Stated exercise: Your answer should be a single number: the count of lines that include "direction".

Records for the task:
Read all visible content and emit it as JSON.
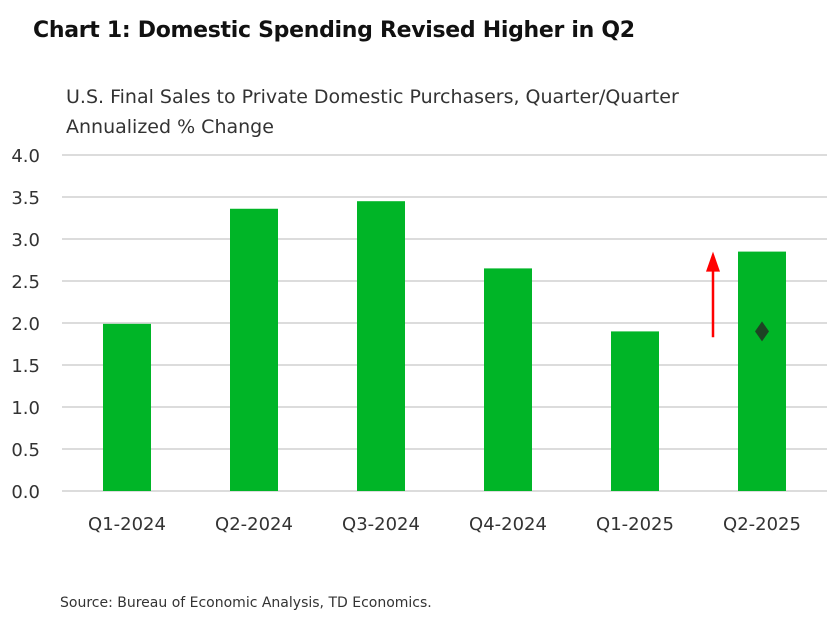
{
  "chart_data": {
    "type": "bar",
    "title": "Chart 1: Domestic Spending Revised Higher in Q2",
    "subtitle": [
      "U.S. Final Sales to Private Domestic Purchasers, Quarter/Quarter",
      "Annualized % Change"
    ],
    "categories": [
      "Q1-2024",
      "Q2-2024",
      "Q3-2024",
      "Q4-2024",
      "Q1-2025",
      "Q2-2025"
    ],
    "values": [
      1.99,
      3.36,
      3.45,
      2.65,
      1.9,
      2.85
    ],
    "markers": [
      {
        "category": "Q2-2025",
        "value": 1.9,
        "shape": "diamond",
        "color": "#1d4424"
      }
    ],
    "annotations": [
      {
        "type": "arrow",
        "direction": "up",
        "near": "Q2-2025",
        "from": 1.83,
        "to": 2.85,
        "color": "#ff0000"
      }
    ],
    "ylim": [
      0,
      4.0
    ],
    "yticks": [
      "0.0",
      "0.5",
      "1.0",
      "1.5",
      "2.0",
      "2.5",
      "3.0",
      "3.5",
      "4.0"
    ],
    "grid": true,
    "bar_color": "#00b527",
    "xlabel": "",
    "ylabel": ""
  },
  "source": "Source: Bureau of Economic Analysis, TD Economics."
}
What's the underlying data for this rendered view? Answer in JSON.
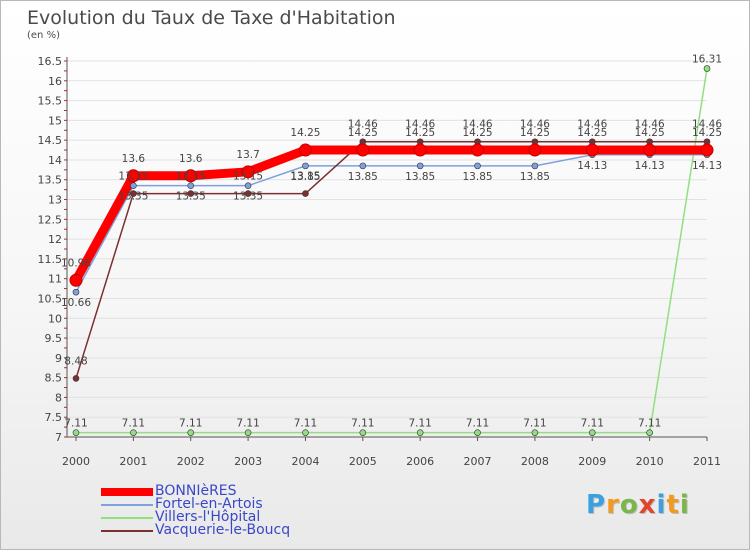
{
  "title": "Evolution du Taux de Taxe d'Habitation",
  "unit_label": "(en %)",
  "logo": {
    "text": "Proxiti",
    "colors": [
      "#3aa0e0",
      "#f29a1d",
      "#7ab648",
      "#e2452b"
    ]
  },
  "chart_data": {
    "type": "line",
    "title": "Evolution du Taux de Taxe d'Habitation",
    "ylabel": "(en %)",
    "xlabel": "",
    "ylim": [
      7,
      16.5
    ],
    "yticks": [
      "7",
      "7.5",
      "8",
      "8.5",
      "9",
      "9.5",
      "10",
      "10.5",
      "11",
      "11.5",
      "12",
      "12.5",
      "13",
      "13.5",
      "14",
      "14.5",
      "15",
      "15.5",
      "16",
      "16.5"
    ],
    "categories": [
      "2000",
      "2001",
      "2002",
      "2003",
      "2004",
      "2005",
      "2006",
      "2007",
      "2008",
      "2009",
      "2010",
      "2011"
    ],
    "legend_position": "bottom-left",
    "series": [
      {
        "name": "BONNIèRES",
        "color": "#ff0000",
        "values": [
          10.96,
          13.6,
          13.6,
          13.7,
          14.25,
          14.25,
          14.25,
          14.25,
          14.25,
          14.25,
          14.25,
          14.25
        ],
        "labels": [
          "10.96",
          "13.6",
          "13.6",
          "13.7",
          "14.25",
          "14.25",
          "14.25",
          "14.25",
          "14.25",
          "14.25",
          "14.25",
          "14.25"
        ]
      },
      {
        "name": "Fortel-en-Artois",
        "color": "#7f9fdf",
        "values": [
          10.66,
          13.35,
          13.35,
          13.35,
          13.85,
          13.85,
          13.85,
          13.85,
          13.85,
          14.13,
          14.13,
          14.13
        ],
        "labels": [
          "10.66",
          "13.35",
          "13.35",
          "13.35",
          "13.85",
          "13.85",
          "13.85",
          "13.85",
          "13.85",
          "14.13",
          "14.13",
          "14.13"
        ]
      },
      {
        "name": "Villers-l'Hôpital",
        "color": "#90e080",
        "values": [
          7.11,
          7.11,
          7.11,
          7.11,
          7.11,
          7.11,
          7.11,
          7.11,
          7.11,
          7.11,
          7.11,
          16.31
        ],
        "labels": [
          "7.11",
          "7.11",
          "7.11",
          "7.11",
          "7.11",
          "7.11",
          "7.11",
          "7.11",
          "7.11",
          "7.11",
          "7.11",
          "16.31"
        ]
      },
      {
        "name": "Vacquerie-le-Boucq",
        "color": "#7a3030",
        "values": [
          8.48,
          13.15,
          13.15,
          13.15,
          13.15,
          14.46,
          14.46,
          14.46,
          14.46,
          14.46,
          14.46,
          14.46
        ],
        "labels": [
          "8.48",
          "13.15",
          "13.15",
          "13.15",
          "13.15",
          "14.46",
          "14.46",
          "14.46",
          "14.46",
          "14.46",
          "14.46",
          "14.46"
        ]
      }
    ]
  }
}
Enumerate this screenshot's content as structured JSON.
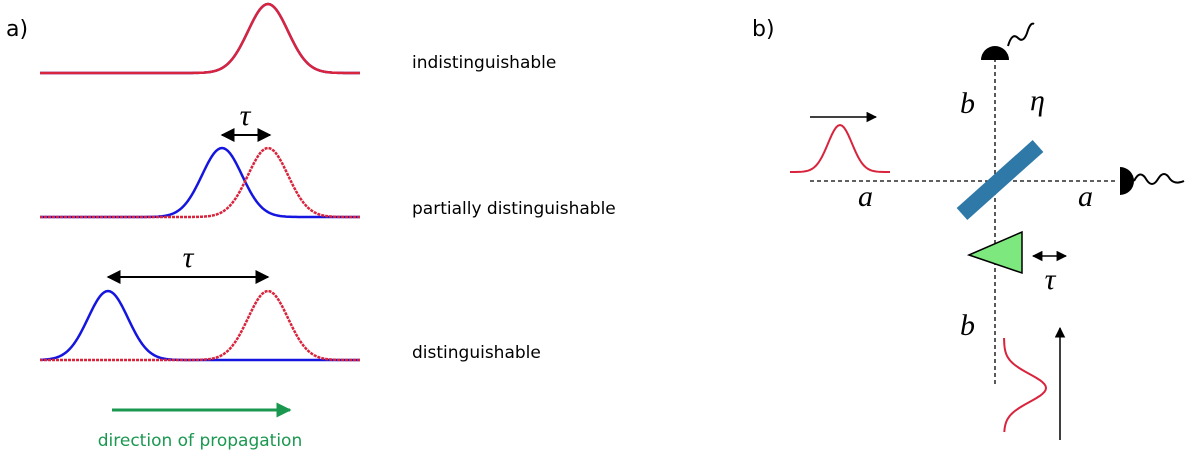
{
  "panel_a": {
    "label": "a)",
    "rows": [
      {
        "label": "indistinguishable"
      },
      {
        "label": "partially distinguishable",
        "delay": "τ"
      },
      {
        "label": "distinguishable",
        "delay": "τ"
      }
    ],
    "arrow_label": "direction of propagation"
  },
  "panel_b": {
    "label": "b)",
    "port_a_in": "a",
    "port_a_out": "a",
    "port_b_top": "b",
    "port_b_bottom": "b",
    "splitter": "η",
    "delay": "τ"
  }
}
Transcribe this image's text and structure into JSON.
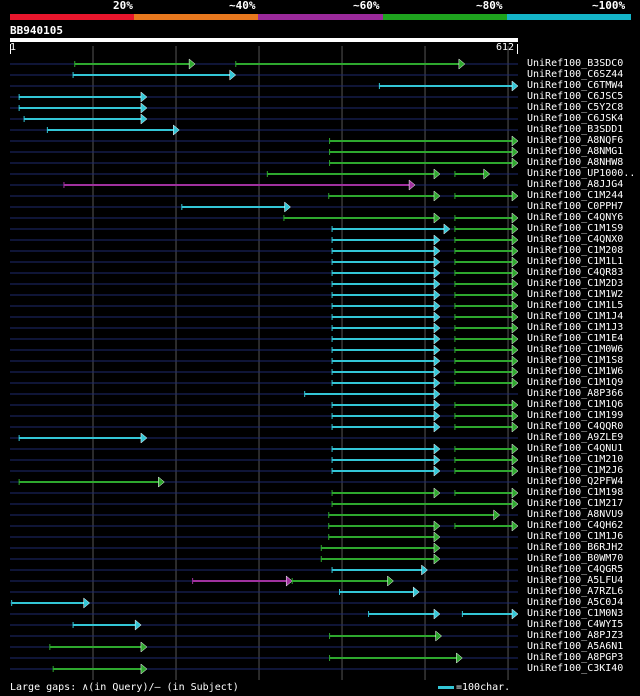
{
  "legend": {
    "colors": [
      "#e8162c",
      "#e8781e",
      "#9b2a9b",
      "#1ea31e",
      "#14b4c8"
    ],
    "labels": [
      "20%",
      "~40%",
      "~60%",
      "~80%",
      "~100%"
    ]
  },
  "query": {
    "name": "BB940105",
    "start_label": "1",
    "end_label": "612",
    "length": 612
  },
  "colors": {
    "cyan": "#33c6d6",
    "green": "#2ea82e",
    "purple": "#a0319e",
    "gridline": "#555555",
    "rowline": "#1e2a6e"
  },
  "hits": [
    {
      "name": "UniRef100_B3SDC0",
      "segs": [
        {
          "s": 78,
          "e": 223,
          "c": "green"
        },
        {
          "s": 272,
          "e": 548,
          "c": "green"
        }
      ]
    },
    {
      "name": "UniRef100_C6SZ44",
      "segs": [
        {
          "s": 76,
          "e": 272,
          "c": "cyan"
        }
      ]
    },
    {
      "name": "UniRef100_C6TMW4",
      "segs": [
        {
          "s": 445,
          "e": 612,
          "c": "cyan"
        }
      ]
    },
    {
      "name": "UniRef100_C6JSC5",
      "segs": [
        {
          "s": 11,
          "e": 165,
          "c": "cyan"
        }
      ]
    },
    {
      "name": "UniRef100_C5Y2C8",
      "segs": [
        {
          "s": 11,
          "e": 165,
          "c": "cyan"
        }
      ]
    },
    {
      "name": "UniRef100_C6JSK4",
      "segs": [
        {
          "s": 17,
          "e": 165,
          "c": "cyan"
        }
      ]
    },
    {
      "name": "UniRef100_B3SDD1",
      "segs": [
        {
          "s": 45,
          "e": 204,
          "c": "cyan"
        }
      ]
    },
    {
      "name": "UniRef100_A8NQF6",
      "segs": [
        {
          "s": 385,
          "e": 612,
          "c": "green"
        }
      ]
    },
    {
      "name": "UniRef100_A8NMG1",
      "segs": [
        {
          "s": 385,
          "e": 612,
          "c": "green"
        }
      ]
    },
    {
      "name": "UniRef100_A8NHW8",
      "segs": [
        {
          "s": 385,
          "e": 612,
          "c": "green"
        }
      ]
    },
    {
      "name": "UniRef100_UP1000..",
      "segs": [
        {
          "s": 310,
          "e": 518,
          "c": "green"
        },
        {
          "s": 536,
          "e": 578,
          "c": "green"
        }
      ]
    },
    {
      "name": "UniRef100_A8JJG4",
      "segs": [
        {
          "s": 65,
          "e": 488,
          "c": "purple"
        }
      ]
    },
    {
      "name": "UniRef100_C1M244",
      "segs": [
        {
          "s": 384,
          "e": 518,
          "c": "green"
        },
        {
          "s": 536,
          "e": 612,
          "c": "green"
        }
      ]
    },
    {
      "name": "UniRef100_C0PPH7",
      "segs": [
        {
          "s": 207,
          "e": 338,
          "c": "cyan"
        }
      ]
    },
    {
      "name": "UniRef100_C4QNY6",
      "segs": [
        {
          "s": 330,
          "e": 518,
          "c": "green"
        },
        {
          "s": 536,
          "e": 612,
          "c": "green"
        }
      ]
    },
    {
      "name": "UniRef100_C1M1S9",
      "segs": [
        {
          "s": 388,
          "e": 530,
          "c": "cyan"
        },
        {
          "s": 536,
          "e": 612,
          "c": "green"
        }
      ]
    },
    {
      "name": "UniRef100_C4QNX0",
      "segs": [
        {
          "s": 388,
          "e": 518,
          "c": "cyan"
        },
        {
          "s": 536,
          "e": 612,
          "c": "green"
        }
      ]
    },
    {
      "name": "UniRef100_C1M208",
      "segs": [
        {
          "s": 388,
          "e": 518,
          "c": "cyan"
        },
        {
          "s": 536,
          "e": 612,
          "c": "green"
        }
      ]
    },
    {
      "name": "UniRef100_C1M1L1",
      "segs": [
        {
          "s": 388,
          "e": 518,
          "c": "cyan"
        },
        {
          "s": 536,
          "e": 612,
          "c": "green"
        }
      ]
    },
    {
      "name": "UniRef100_C4QR83",
      "segs": [
        {
          "s": 388,
          "e": 518,
          "c": "cyan"
        },
        {
          "s": 536,
          "e": 612,
          "c": "green"
        }
      ]
    },
    {
      "name": "UniRef100_C1M2D3",
      "segs": [
        {
          "s": 388,
          "e": 518,
          "c": "cyan"
        },
        {
          "s": 536,
          "e": 612,
          "c": "green"
        }
      ]
    },
    {
      "name": "UniRef100_C1M1W2",
      "segs": [
        {
          "s": 388,
          "e": 518,
          "c": "cyan"
        },
        {
          "s": 536,
          "e": 612,
          "c": "green"
        }
      ]
    },
    {
      "name": "UniRef100_C1M1L5",
      "segs": [
        {
          "s": 388,
          "e": 518,
          "c": "cyan"
        },
        {
          "s": 536,
          "e": 612,
          "c": "green"
        }
      ]
    },
    {
      "name": "UniRef100_C1M1J4",
      "segs": [
        {
          "s": 388,
          "e": 518,
          "c": "cyan"
        },
        {
          "s": 536,
          "e": 612,
          "c": "green"
        }
      ]
    },
    {
      "name": "UniRef100_C1M1J3",
      "segs": [
        {
          "s": 388,
          "e": 518,
          "c": "cyan"
        },
        {
          "s": 536,
          "e": 612,
          "c": "green"
        }
      ]
    },
    {
      "name": "UniRef100_C1M1E4",
      "segs": [
        {
          "s": 388,
          "e": 518,
          "c": "cyan"
        },
        {
          "s": 536,
          "e": 612,
          "c": "green"
        }
      ]
    },
    {
      "name": "UniRef100_C1M0W6",
      "segs": [
        {
          "s": 388,
          "e": 518,
          "c": "cyan"
        },
        {
          "s": 536,
          "e": 612,
          "c": "green"
        }
      ]
    },
    {
      "name": "UniRef100_C1M1S8",
      "segs": [
        {
          "s": 388,
          "e": 518,
          "c": "cyan"
        },
        {
          "s": 536,
          "e": 612,
          "c": "green"
        }
      ]
    },
    {
      "name": "UniRef100_C1M1W6",
      "segs": [
        {
          "s": 388,
          "e": 518,
          "c": "cyan"
        },
        {
          "s": 536,
          "e": 612,
          "c": "green"
        }
      ]
    },
    {
      "name": "UniRef100_C1M1Q9",
      "segs": [
        {
          "s": 388,
          "e": 518,
          "c": "cyan"
        },
        {
          "s": 536,
          "e": 612,
          "c": "green"
        }
      ]
    },
    {
      "name": "UniRef100_A8P366",
      "segs": [
        {
          "s": 355,
          "e": 518,
          "c": "cyan"
        }
      ]
    },
    {
      "name": "UniRef100_C1M1Q6",
      "segs": [
        {
          "s": 388,
          "e": 518,
          "c": "cyan"
        },
        {
          "s": 536,
          "e": 612,
          "c": "green"
        }
      ]
    },
    {
      "name": "UniRef100_C1M199",
      "segs": [
        {
          "s": 388,
          "e": 518,
          "c": "cyan"
        },
        {
          "s": 536,
          "e": 612,
          "c": "green"
        }
      ]
    },
    {
      "name": "UniRef100_C4QQR0",
      "segs": [
        {
          "s": 388,
          "e": 518,
          "c": "cyan"
        },
        {
          "s": 536,
          "e": 612,
          "c": "green"
        }
      ]
    },
    {
      "name": "UniRef100_A9ZLE9",
      "segs": [
        {
          "s": 11,
          "e": 165,
          "c": "cyan"
        }
      ]
    },
    {
      "name": "UniRef100_C4QNU1",
      "segs": [
        {
          "s": 388,
          "e": 518,
          "c": "cyan"
        },
        {
          "s": 536,
          "e": 612,
          "c": "green"
        }
      ]
    },
    {
      "name": "UniRef100_C1M210",
      "segs": [
        {
          "s": 388,
          "e": 518,
          "c": "cyan"
        },
        {
          "s": 536,
          "e": 612,
          "c": "green"
        }
      ]
    },
    {
      "name": "UniRef100_C1M2J6",
      "segs": [
        {
          "s": 388,
          "e": 518,
          "c": "cyan"
        },
        {
          "s": 536,
          "e": 612,
          "c": "green"
        }
      ]
    },
    {
      "name": "UniRef100_Q2PFW4",
      "segs": [
        {
          "s": 11,
          "e": 186,
          "c": "green"
        }
      ]
    },
    {
      "name": "UniRef100_C1M198",
      "segs": [
        {
          "s": 388,
          "e": 518,
          "c": "green"
        },
        {
          "s": 536,
          "e": 612,
          "c": "green"
        }
      ]
    },
    {
      "name": "UniRef100_C1M217",
      "segs": [
        {
          "s": 388,
          "e": 612,
          "c": "green"
        }
      ]
    },
    {
      "name": "UniRef100_A8NVU9",
      "segs": [
        {
          "s": 384,
          "e": 590,
          "c": "green"
        }
      ]
    },
    {
      "name": "UniRef100_C4QH62",
      "segs": [
        {
          "s": 384,
          "e": 518,
          "c": "green"
        },
        {
          "s": 536,
          "e": 612,
          "c": "green"
        }
      ]
    },
    {
      "name": "UniRef100_C1M1J6",
      "segs": [
        {
          "s": 384,
          "e": 518,
          "c": "green"
        }
      ]
    },
    {
      "name": "UniRef100_B6RJH2",
      "segs": [
        {
          "s": 375,
          "e": 518,
          "c": "green"
        }
      ]
    },
    {
      "name": "UniRef100_B0WM70",
      "segs": [
        {
          "s": 375,
          "e": 518,
          "c": "green"
        }
      ]
    },
    {
      "name": "UniRef100_C4QGR5",
      "segs": [
        {
          "s": 388,
          "e": 503,
          "c": "cyan"
        }
      ]
    },
    {
      "name": "UniRef100_A5LFU4",
      "segs": [
        {
          "s": 220,
          "e": 340,
          "c": "purple"
        },
        {
          "s": 340,
          "e": 462,
          "c": "green"
        }
      ]
    },
    {
      "name": "UniRef100_A7RZL6",
      "segs": [
        {
          "s": 397,
          "e": 493,
          "c": "cyan"
        }
      ]
    },
    {
      "name": "UniRef100_A5C0J4",
      "segs": [
        {
          "s": 2,
          "e": 96,
          "c": "cyan"
        }
      ]
    },
    {
      "name": "UniRef100_C1M0N3",
      "segs": [
        {
          "s": 432,
          "e": 518,
          "c": "cyan"
        },
        {
          "s": 545,
          "e": 612,
          "c": "cyan"
        }
      ]
    },
    {
      "name": "UniRef100_C4WYI5",
      "segs": [
        {
          "s": 76,
          "e": 158,
          "c": "cyan"
        }
      ]
    },
    {
      "name": "UniRef100_A8PJZ3",
      "segs": [
        {
          "s": 385,
          "e": 520,
          "c": "green"
        }
      ]
    },
    {
      "name": "UniRef100_A5A6N1",
      "segs": [
        {
          "s": 48,
          "e": 165,
          "c": "green"
        }
      ]
    },
    {
      "name": "UniRef100_A8PGP3",
      "segs": [
        {
          "s": 385,
          "e": 545,
          "c": "green"
        }
      ]
    },
    {
      "name": "UniRef100_C3KI40",
      "segs": [
        {
          "s": 52,
          "e": 165,
          "c": "green"
        }
      ]
    }
  ],
  "footer": {
    "gaps_text": "Large gaps: ∧(in Query)/– (in Subject)",
    "scale_text": "=100char."
  }
}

The answer: 2